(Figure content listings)
********************

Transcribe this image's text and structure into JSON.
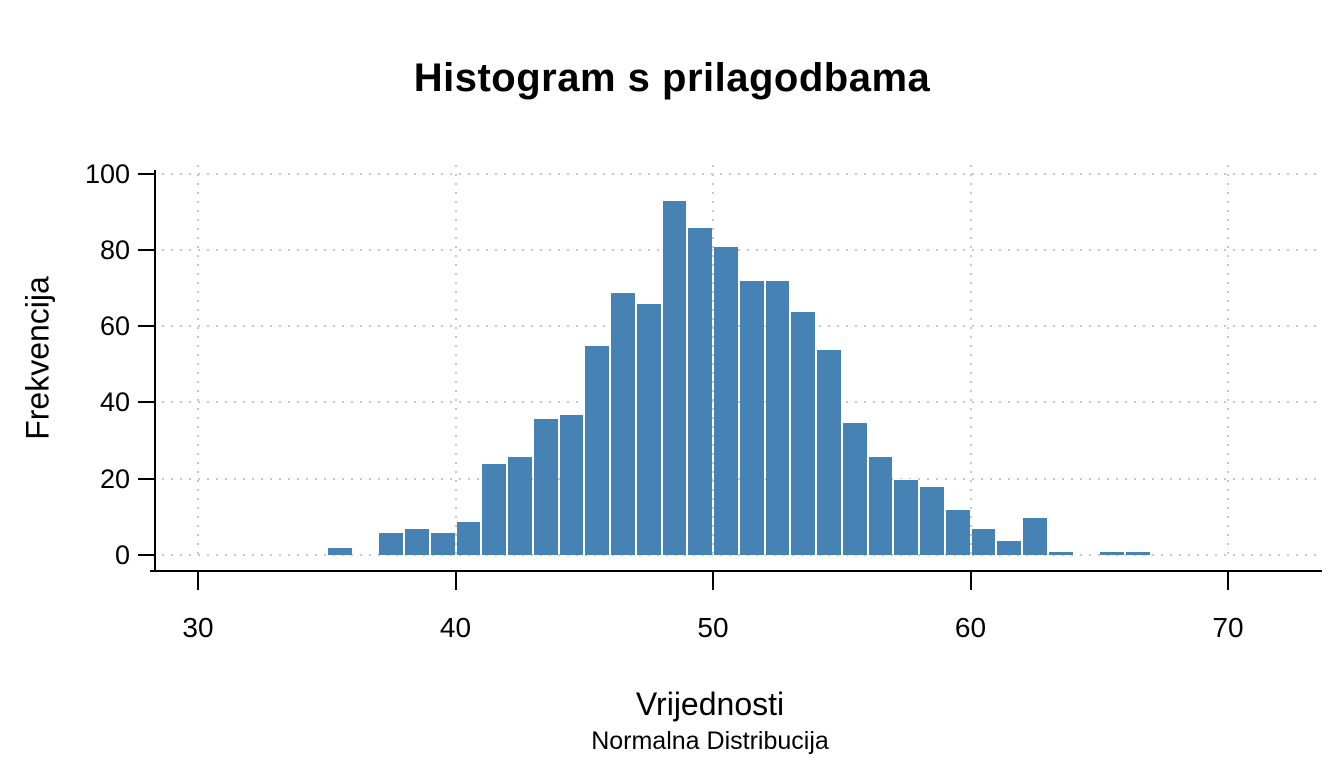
{
  "page": {
    "background_color": "#ffffff",
    "text_color": "#000000"
  },
  "chart_data": {
    "type": "bar",
    "subtype": "histogram",
    "title": "Histogram s prilagodbama",
    "xlabel": "Vrijednosti",
    "xlabel_sub": "Normalna Distribucija",
    "ylabel": "Frekvencija",
    "bin_start": 35,
    "bin_width": 1,
    "counts": [
      2,
      0,
      6,
      7,
      6,
      9,
      24,
      26,
      36,
      37,
      55,
      69,
      66,
      93,
      86,
      81,
      72,
      72,
      64,
      54,
      35,
      26,
      20,
      18,
      12,
      7,
      4,
      10,
      1,
      0,
      1,
      1
    ],
    "x_ticks": [
      30,
      40,
      50,
      60,
      70
    ],
    "y_ticks": [
      0,
      20,
      40,
      60,
      80,
      100
    ],
    "xlim": [
      28.5,
      73.5
    ],
    "ylim": [
      0,
      100
    ],
    "bar_color": "#4682B4",
    "bar_border_color": "#ffffff",
    "grid": "dotted",
    "grid_color": "#c8c8c8",
    "axis_color": "#000000",
    "legend": "none"
  }
}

********************

> [WRITTEN TASK]: Transcribe the listing above verbatim. Omit the pictures.

> [IN RESPONSE]:
Transcribe this image's text and structure into JSON.
{
  "page": {
    "background_color": "#ffffff",
    "text_color": "#000000"
  },
  "chart_data": {
    "type": "bar",
    "subtype": "histogram",
    "title": "Histogram s prilagodbama",
    "xlabel": "Vrijednosti",
    "xlabel_sub": "Normalna Distribucija",
    "ylabel": "Frekvencija",
    "bin_start": 35,
    "bin_width": 1,
    "counts": [
      2,
      0,
      6,
      7,
      6,
      9,
      24,
      26,
      36,
      37,
      55,
      69,
      66,
      93,
      86,
      81,
      72,
      72,
      64,
      54,
      35,
      26,
      20,
      18,
      12,
      7,
      4,
      10,
      1,
      0,
      1,
      1
    ],
    "x_ticks": [
      30,
      40,
      50,
      60,
      70
    ],
    "y_ticks": [
      0,
      20,
      40,
      60,
      80,
      100
    ],
    "xlim": [
      28.5,
      73.5
    ],
    "ylim": [
      0,
      100
    ],
    "bar_color": "#4682B4",
    "bar_border_color": "#ffffff",
    "grid": "dotted",
    "grid_color": "#c8c8c8",
    "axis_color": "#000000",
    "legend": "none"
  }
}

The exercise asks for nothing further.